### TASK LIST
A - Write out the part of the Seneca Falls termination case from "Respondents moved for" to "its original decision." word for word.
B - In the Seneca Falls termination case, on what date was the Board meeting held at which petitioner was terminated?
C - Continue the Seneca Falls termination case from its last sentence.

##### EXTRACTED TEXT #####

Petitioner formerly held the combined positions of Village Administrator and Village Clerk for respondent Village of Seneca Falls (Village). At a meeting on April 3, 2000, new members of respondent Village Board of Trustees of Village of Seneca Falls (Board) and respondent Antonio Costantino, Mayor, were sworn in. At that meeting the Mayor and the Board reappointed petitioner to the position of Village Clerk but the position of Village Administrator was not then addressed. Petitioner continued in both positions. The working relationship between petitioner and the Board and Mayor began to deteriorate, and on May 17, 2000 the Mayor and certain Board members scheduled a Board meeting for 9:00 A.M. the next day. At that meeting the Board went into executive session. After returning from executive session, the Mayor presented petitioner with a letter terminating her from both positions.
Petitioner commenced this CPLR article 78 proceeding, alleging, inter alia, that her termination was improper because the meeting on May 18, 2000 violated the Open Meetings Law (Public Officers Law art. 7) and because respondents failed to comply with Public Officers Law § 36 in terminating her. Supreme Court agreed with petitioner on both grounds and granted the petition, reinstating petitioner to both positions with back pay and benefits.
Respondents moved for reargument and renewal. The court determined that the motion was untimely insofar as it sought reargument but granted the motion insofar as it sought renewal. Upon renewal, the court modified its original decision by determining that petitioner had not been reappointed to the position of Village Administrator but instead was continuing in that position as a holdover and therefore could discharge the duties of that office until the vacancy was properly filled. The court otherwise adhered to its original decision.

##### LISTED ENTRIES #####

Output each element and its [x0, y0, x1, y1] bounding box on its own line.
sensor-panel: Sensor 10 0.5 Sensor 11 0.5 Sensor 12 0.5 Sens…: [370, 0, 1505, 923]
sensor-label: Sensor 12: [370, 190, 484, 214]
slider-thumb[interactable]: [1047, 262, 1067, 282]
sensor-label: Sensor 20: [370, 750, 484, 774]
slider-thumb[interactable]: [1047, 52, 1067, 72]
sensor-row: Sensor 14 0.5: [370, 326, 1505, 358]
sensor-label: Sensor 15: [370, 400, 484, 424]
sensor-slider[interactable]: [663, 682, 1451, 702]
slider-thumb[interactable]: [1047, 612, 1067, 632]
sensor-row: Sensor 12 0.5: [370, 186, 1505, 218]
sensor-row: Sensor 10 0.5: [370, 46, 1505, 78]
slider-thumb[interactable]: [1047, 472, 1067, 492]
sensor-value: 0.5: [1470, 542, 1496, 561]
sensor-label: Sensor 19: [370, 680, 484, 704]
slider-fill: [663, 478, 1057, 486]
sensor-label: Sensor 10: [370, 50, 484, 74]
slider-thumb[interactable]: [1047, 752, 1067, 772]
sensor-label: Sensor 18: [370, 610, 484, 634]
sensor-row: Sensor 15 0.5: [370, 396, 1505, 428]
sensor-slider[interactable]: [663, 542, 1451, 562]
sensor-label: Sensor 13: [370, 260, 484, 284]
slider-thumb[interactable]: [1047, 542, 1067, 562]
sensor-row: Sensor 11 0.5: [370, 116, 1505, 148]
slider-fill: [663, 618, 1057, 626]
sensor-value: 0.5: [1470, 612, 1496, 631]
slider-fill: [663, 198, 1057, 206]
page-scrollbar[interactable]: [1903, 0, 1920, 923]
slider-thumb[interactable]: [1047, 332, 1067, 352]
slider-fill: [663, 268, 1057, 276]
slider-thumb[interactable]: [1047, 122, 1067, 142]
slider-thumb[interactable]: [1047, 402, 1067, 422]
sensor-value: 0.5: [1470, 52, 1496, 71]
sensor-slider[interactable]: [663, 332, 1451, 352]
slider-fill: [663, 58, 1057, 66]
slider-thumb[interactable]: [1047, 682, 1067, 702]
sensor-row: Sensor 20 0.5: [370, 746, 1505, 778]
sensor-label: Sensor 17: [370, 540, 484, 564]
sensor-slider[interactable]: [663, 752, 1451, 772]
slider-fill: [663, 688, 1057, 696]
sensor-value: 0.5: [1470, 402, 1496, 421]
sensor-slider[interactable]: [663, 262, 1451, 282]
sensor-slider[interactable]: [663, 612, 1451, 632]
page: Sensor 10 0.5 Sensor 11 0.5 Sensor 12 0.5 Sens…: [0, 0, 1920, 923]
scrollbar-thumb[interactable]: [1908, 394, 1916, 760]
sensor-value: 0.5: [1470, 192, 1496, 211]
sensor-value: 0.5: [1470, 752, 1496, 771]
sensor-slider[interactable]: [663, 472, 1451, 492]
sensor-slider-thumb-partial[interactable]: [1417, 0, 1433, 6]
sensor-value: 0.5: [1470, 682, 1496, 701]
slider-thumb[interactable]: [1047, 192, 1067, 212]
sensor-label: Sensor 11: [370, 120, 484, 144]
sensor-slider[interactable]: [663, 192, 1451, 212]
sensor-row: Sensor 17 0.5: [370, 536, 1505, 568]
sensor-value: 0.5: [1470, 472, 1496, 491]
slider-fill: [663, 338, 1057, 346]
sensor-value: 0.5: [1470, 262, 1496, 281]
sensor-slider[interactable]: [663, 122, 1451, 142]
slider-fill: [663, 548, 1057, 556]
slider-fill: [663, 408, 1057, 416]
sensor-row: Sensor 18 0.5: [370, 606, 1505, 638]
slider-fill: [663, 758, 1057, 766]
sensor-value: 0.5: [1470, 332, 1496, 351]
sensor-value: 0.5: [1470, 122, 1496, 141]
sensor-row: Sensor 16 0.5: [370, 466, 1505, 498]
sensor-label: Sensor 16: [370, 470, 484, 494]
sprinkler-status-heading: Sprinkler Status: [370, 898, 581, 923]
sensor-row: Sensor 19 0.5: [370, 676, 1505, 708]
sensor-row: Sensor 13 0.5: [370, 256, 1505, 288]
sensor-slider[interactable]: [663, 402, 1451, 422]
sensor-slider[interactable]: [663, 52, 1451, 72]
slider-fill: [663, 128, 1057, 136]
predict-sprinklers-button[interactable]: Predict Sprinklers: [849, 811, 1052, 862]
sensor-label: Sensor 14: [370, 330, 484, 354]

#####

### THE REPLIES
A -
Respondents moved for reargument and renewal. The court determined that the motion was untimely insofar as it sought reargument but granted the motion insofar as it sought renewal. Upon renewal, the court modified its original decision by determining that petitioner had not been reappointed to the position of Village Administrator but instead was continuing in that position as a holdover and therefore could discharge the duties of that office until the vacancy was properly filled. The court otherwise adhered to its original decision.

B - May 18, 2000

C -
Respondents contend that the court erred in determining that the position of Village Administrator is a public office. We disagree. Pursuant to Village Law § 3-301(2)(c), a village may create public offices in addition to those that are mandatory. The position of Village Administrator was created and the duties were defined by legislation (see, Seneca Falls Village Code ch. 55). In addition, we note that a public officer is defined as “a person whose position is created, and whose powers and duties are prescribed, by [legislation] and who exercises a high degree of initiative and independent judgment” (Matter of Lake v. Binghamton Hous. Auth., 130 A.D.2d 913, 914, 516 N.Y.S.2d 324; see, Matter of Stork v. Board of Trustees, 179 A.D.2d 1058, 579 N.Y.S.2d 797; see generally, Matter of O'Day v. Yeager, 308 N.Y. 580, 586, 127 N.E.2d 585). Here, the duties of Village Administrator prescribed by section 55-3 of the Seneca Falls Village Code involve a high degree of initiative and independent judgment (cf., Matter of Stork v. Board of Trustees, supra, at 1058, 579 N.Y.S.2d 797). Thus, the court properly determined that the position is a public office.
Upon renewal, the court properly determined that petitioner was a holdover in the position of Village Administrator. The term of Village Administrator is one official year or the remaining portion thereof (see, Village Law § 3-302[4] ). The official year for the Village ended in March 2000 and, although petitioner was not reappointed to the position, a successor was not then appointed. Pursuant to Public Officers Law § 5, every officer, with certain exceptions not applicable here, “shall * * * hold over and continue to discharge the duties of [the] office after the expiration of the term * * * until [the] successor shall be chosen and qualified”. Thus, although petitioner was not reappointed, she properly continued to discharge the duties of Village Administrator as a holdover and the court properly reinstated her to the position of Village Administrator until such time as the vacancy was properly filled.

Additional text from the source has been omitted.